> **SUPPLIED ENTRIES**:
(begin)

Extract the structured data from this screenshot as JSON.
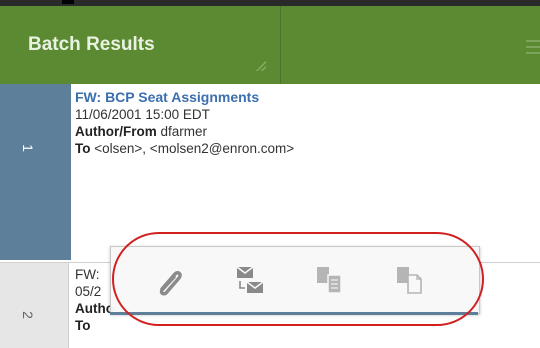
{
  "panel": {
    "title": "Batch Results"
  },
  "rows": [
    {
      "index": "1",
      "subject": "FW: BCP Seat Assignments",
      "date": "11/06/2001 15:00 EDT",
      "author_label": "Author/From",
      "author": "dfarmer",
      "to_label": "To",
      "to": "<olsen>, <molsen2@enron.com>"
    },
    {
      "index": "2",
      "subject": "FW:",
      "date": "05/2",
      "author_label": "Autho",
      "author": "",
      "to_label": "To",
      "to": ""
    }
  ],
  "toolbar": {
    "icons": [
      "paperclip-icon",
      "reply-envelope-icon",
      "copy-documents-icon",
      "copy-documents-outline-icon"
    ]
  },
  "colors": {
    "header": "#5b8a33",
    "selected_index": "#5d7f99",
    "subject_link": "#3b6fae",
    "highlight": "#d02020"
  }
}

(end)

> **WHAT IS NEEDED**:
Leave out the pictures and transcribe the entries above exactly.

> **EXERCISE SOLUTION**:
Extract the structured data from this screenshot as JSON.
{
  "panel": {
    "title": "Batch Results"
  },
  "rows": [
    {
      "index": "1",
      "subject": "FW: BCP Seat Assignments",
      "date": "11/06/2001 15:00 EDT",
      "author_label": "Author/From",
      "author": "dfarmer",
      "to_label": "To",
      "to": "<olsen>, <molsen2@enron.com>"
    },
    {
      "index": "2",
      "subject": "FW:",
      "date": "05/2",
      "author_label": "Autho",
      "author": "",
      "to_label": "To",
      "to": ""
    }
  ],
  "toolbar": {
    "icons": [
      "paperclip-icon",
      "reply-envelope-icon",
      "copy-documents-icon",
      "copy-documents-outline-icon"
    ]
  },
  "colors": {
    "header": "#5b8a33",
    "selected_index": "#5d7f99",
    "subject_link": "#3b6fae",
    "highlight": "#d02020"
  }
}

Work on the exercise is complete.